>> Start

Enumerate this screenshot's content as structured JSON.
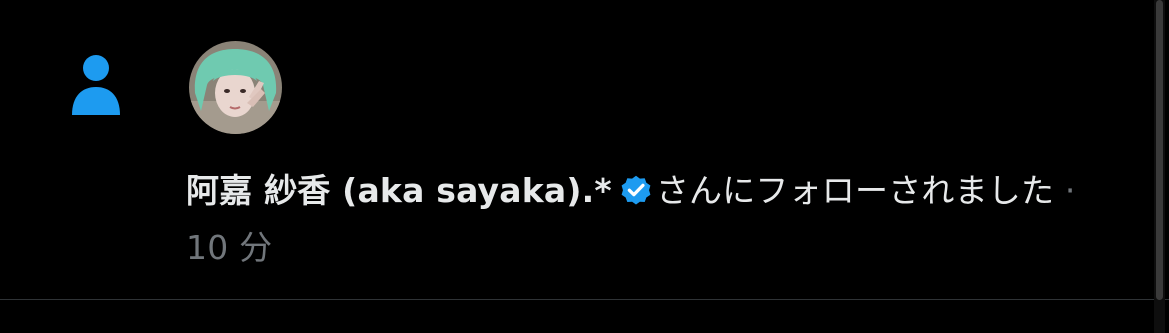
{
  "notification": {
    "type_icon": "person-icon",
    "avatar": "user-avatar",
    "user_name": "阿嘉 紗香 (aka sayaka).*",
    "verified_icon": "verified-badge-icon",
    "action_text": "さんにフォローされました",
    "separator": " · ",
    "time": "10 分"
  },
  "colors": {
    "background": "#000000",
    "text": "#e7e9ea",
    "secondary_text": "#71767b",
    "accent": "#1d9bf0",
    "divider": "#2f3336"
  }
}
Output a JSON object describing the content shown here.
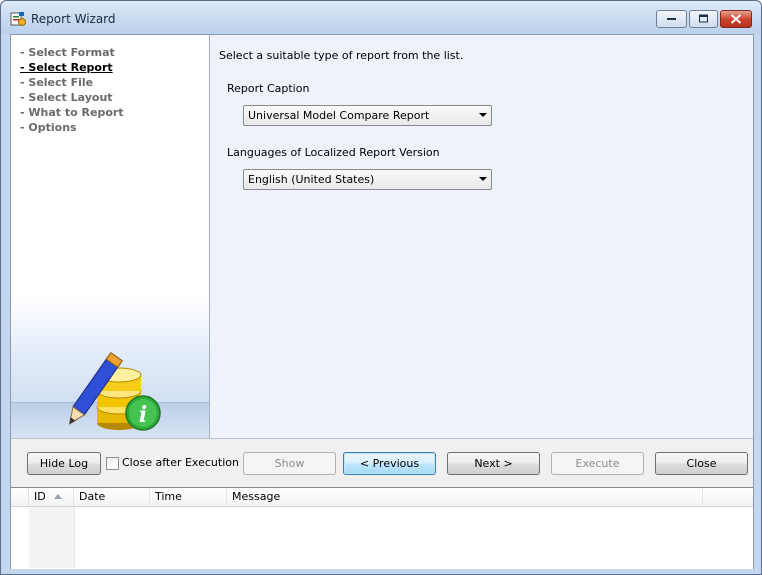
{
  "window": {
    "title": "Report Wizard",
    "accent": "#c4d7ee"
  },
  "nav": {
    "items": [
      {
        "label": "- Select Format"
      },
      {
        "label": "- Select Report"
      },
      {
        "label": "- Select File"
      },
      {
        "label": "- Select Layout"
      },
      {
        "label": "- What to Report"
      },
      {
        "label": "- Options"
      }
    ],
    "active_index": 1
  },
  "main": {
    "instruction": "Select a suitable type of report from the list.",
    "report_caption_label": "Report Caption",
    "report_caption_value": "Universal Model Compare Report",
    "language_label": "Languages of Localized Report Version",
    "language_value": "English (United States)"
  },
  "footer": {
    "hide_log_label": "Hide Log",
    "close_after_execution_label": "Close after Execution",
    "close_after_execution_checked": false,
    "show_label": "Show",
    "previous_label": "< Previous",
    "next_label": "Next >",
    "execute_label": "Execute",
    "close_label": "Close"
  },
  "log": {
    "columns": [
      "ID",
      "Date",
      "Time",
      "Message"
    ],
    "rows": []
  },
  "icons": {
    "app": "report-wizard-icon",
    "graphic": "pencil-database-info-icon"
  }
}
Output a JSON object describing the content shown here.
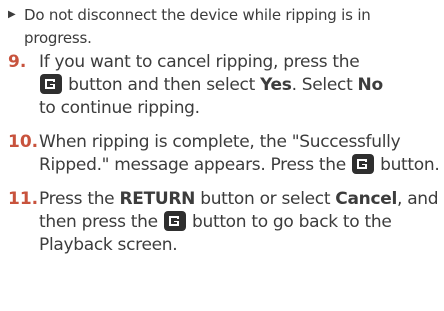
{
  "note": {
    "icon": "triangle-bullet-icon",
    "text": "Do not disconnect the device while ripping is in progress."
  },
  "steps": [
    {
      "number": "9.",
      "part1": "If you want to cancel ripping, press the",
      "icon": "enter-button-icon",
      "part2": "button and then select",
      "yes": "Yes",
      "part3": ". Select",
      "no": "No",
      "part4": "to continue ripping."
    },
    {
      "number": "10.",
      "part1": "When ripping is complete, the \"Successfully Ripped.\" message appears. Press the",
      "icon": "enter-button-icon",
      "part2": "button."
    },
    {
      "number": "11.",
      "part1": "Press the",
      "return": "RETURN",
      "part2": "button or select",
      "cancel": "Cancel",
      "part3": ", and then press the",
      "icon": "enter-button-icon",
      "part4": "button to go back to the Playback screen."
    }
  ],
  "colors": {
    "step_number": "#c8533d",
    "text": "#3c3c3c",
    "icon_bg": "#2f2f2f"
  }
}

>> End

_Written request_. Reproduce all of the data exactly, omitting each picture it holds.

_Worked answer_.
Enumerate this screenshot's content as structured JSON.
{
  "notification": {
    "type_icon": "person-icon",
    "avatar": "user-avatar",
    "user_name": "阿嘉 紗香 (aka sayaka).*",
    "verified_icon": "verified-badge-icon",
    "action_text": "さんにフォローされました",
    "separator": " · ",
    "time": "10 分"
  },
  "colors": {
    "background": "#000000",
    "text": "#e7e9ea",
    "secondary_text": "#71767b",
    "accent": "#1d9bf0",
    "divider": "#2f3336"
  }
}
Output a JSON object describing the content shown here.
{
  "window": {
    "title": "Report Wizard",
    "accent": "#c4d7ee"
  },
  "nav": {
    "items": [
      {
        "label": "- Select Format"
      },
      {
        "label": "- Select Report"
      },
      {
        "label": "- Select File"
      },
      {
        "label": "- Select Layout"
      },
      {
        "label": "- What to Report"
      },
      {
        "label": "- Options"
      }
    ],
    "active_index": 1
  },
  "main": {
    "instruction": "Select a suitable type of report from the list.",
    "report_caption_label": "Report Caption",
    "report_caption_value": "Universal Model Compare Report",
    "language_label": "Languages of Localized Report Version",
    "language_value": "English (United States)"
  },
  "footer": {
    "hide_log_label": "Hide Log",
    "close_after_execution_label": "Close after Execution",
    "close_after_execution_checked": false,
    "show_label": "Show",
    "previous_label": "< Previous",
    "next_label": "Next >",
    "execute_label": "Execute",
    "close_label": "Close"
  },
  "log": {
    "columns": [
      "ID",
      "Date",
      "Time",
      "Message"
    ],
    "rows": []
  },
  "icons": {
    "app": "report-wizard-icon",
    "graphic": "pencil-database-info-icon"
  }
}
Output a JSON object describing the content shown here.
{
  "note": {
    "icon": "triangle-bullet-icon",
    "text": "Do not disconnect the device while ripping is in progress."
  },
  "steps": [
    {
      "number": "9.",
      "part1": "If you want to cancel ripping, press the",
      "icon": "enter-button-icon",
      "part2": "button and then select",
      "yes": "Yes",
      "part3": ". Select",
      "no": "No",
      "part4": "to continue ripping."
    },
    {
      "number": "10.",
      "part1": "When ripping is complete, the \"Successfully Ripped.\" message appears. Press the",
      "icon": "enter-button-icon",
      "part2": "button."
    },
    {
      "number": "11.",
      "part1": "Press the",
      "return": "RETURN",
      "part2": "button or select",
      "cancel": "Cancel",
      "part3": ", and then press the",
      "icon": "enter-button-icon",
      "part4": "button to go back to the Playback screen."
    }
  ],
  "colors": {
    "step_number": "#c8533d",
    "text": "#3c3c3c",
    "icon_bg": "#2f2f2f"
  }
}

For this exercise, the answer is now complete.